■ **DO THIS**: All records should be reproduced verbatim.

■ **DATA PROVIDED**:
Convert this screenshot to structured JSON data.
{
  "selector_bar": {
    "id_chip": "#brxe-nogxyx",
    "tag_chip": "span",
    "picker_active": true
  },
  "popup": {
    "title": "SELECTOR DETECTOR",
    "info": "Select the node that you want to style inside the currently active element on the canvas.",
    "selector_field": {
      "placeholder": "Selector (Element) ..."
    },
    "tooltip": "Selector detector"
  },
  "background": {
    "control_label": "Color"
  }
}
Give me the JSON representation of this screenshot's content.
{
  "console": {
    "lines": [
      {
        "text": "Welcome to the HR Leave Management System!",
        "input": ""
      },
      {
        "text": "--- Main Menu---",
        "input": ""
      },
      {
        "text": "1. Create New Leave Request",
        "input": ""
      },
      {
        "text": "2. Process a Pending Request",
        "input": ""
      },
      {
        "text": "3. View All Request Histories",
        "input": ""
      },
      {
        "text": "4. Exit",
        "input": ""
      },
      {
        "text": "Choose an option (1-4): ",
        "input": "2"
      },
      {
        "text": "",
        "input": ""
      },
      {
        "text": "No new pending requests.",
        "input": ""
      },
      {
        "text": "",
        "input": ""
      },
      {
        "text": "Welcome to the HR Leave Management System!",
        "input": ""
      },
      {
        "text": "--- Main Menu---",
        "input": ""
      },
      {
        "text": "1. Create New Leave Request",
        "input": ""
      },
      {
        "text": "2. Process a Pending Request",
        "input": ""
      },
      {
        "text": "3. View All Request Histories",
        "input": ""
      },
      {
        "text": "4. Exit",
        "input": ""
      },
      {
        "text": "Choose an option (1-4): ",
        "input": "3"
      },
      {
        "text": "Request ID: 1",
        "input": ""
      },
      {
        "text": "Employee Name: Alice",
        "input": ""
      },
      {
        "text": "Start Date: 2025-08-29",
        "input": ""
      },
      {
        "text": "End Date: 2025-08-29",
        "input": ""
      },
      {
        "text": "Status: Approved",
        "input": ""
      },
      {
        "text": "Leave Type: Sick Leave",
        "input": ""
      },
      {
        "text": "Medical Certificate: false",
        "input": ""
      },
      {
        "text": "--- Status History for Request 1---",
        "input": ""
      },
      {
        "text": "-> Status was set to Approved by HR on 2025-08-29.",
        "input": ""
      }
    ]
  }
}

■ **RESULT FOR THIS EXERCISE**:
Convert this screenshot to structured JSON data.
{
  "selector_bar": {
    "id_chip": "#brxe-nogxyx",
    "tag_chip": "span",
    "picker_active": true
  },
  "popup": {
    "title": "SELECTOR DETECTOR",
    "info": "Select the node that you want to style inside the currently active element on the canvas.",
    "selector_field": {
      "placeholder": "Selector (Element) ..."
    },
    "tooltip": "Selector detector"
  },
  "background": {
    "control_label": "Color"
  }
}
Give me the JSON representation of this screenshot's content.
{
  "console": {
    "lines": [
      {
        "text": "Welcome to the HR Leave Management System!",
        "input": ""
      },
      {
        "text": "--- Main Menu---",
        "input": ""
      },
      {
        "text": "1. Create New Leave Request",
        "input": ""
      },
      {
        "text": "2. Process a Pending Request",
        "input": ""
      },
      {
        "text": "3. View All Request Histories",
        "input": ""
      },
      {
        "text": "4. Exit",
        "input": ""
      },
      {
        "text": "Choose an option (1-4): ",
        "input": "2"
      },
      {
        "text": "",
        "input": ""
      },
      {
        "text": "No new pending requests.",
        "input": ""
      },
      {
        "text": "",
        "input": ""
      },
      {
        "text": "Welcome to the HR Leave Management System!",
        "input": ""
      },
      {
        "text": "--- Main Menu---",
        "input": ""
      },
      {
        "text": "1. Create New Leave Request",
        "input": ""
      },
      {
        "text": "2. Process a Pending Request",
        "input": ""
      },
      {
        "text": "3. View All Request Histories",
        "input": ""
      },
      {
        "text": "4. Exit",
        "input": ""
      },
      {
        "text": "Choose an option (1-4): ",
        "input": "3"
      },
      {
        "text": "Request ID: 1",
        "input": ""
      },
      {
        "text": "Employee Name: Alice",
        "input": ""
      },
      {
        "text": "Start Date: 2025-08-29",
        "input": ""
      },
      {
        "text": "End Date: 2025-08-29",
        "input": ""
      },
      {
        "text": "Status: Approved",
        "input": ""
      },
      {
        "text": "Leave Type: Sick Leave",
        "input": ""
      },
      {
        "text": "Medical Certificate: false",
        "input": ""
      },
      {
        "text": "--- Status History for Request 1---",
        "input": ""
      },
      {
        "text": "-> Status was set to Approved by HR on 2025-08-29.",
        "input": ""
      }
    ]
  }
}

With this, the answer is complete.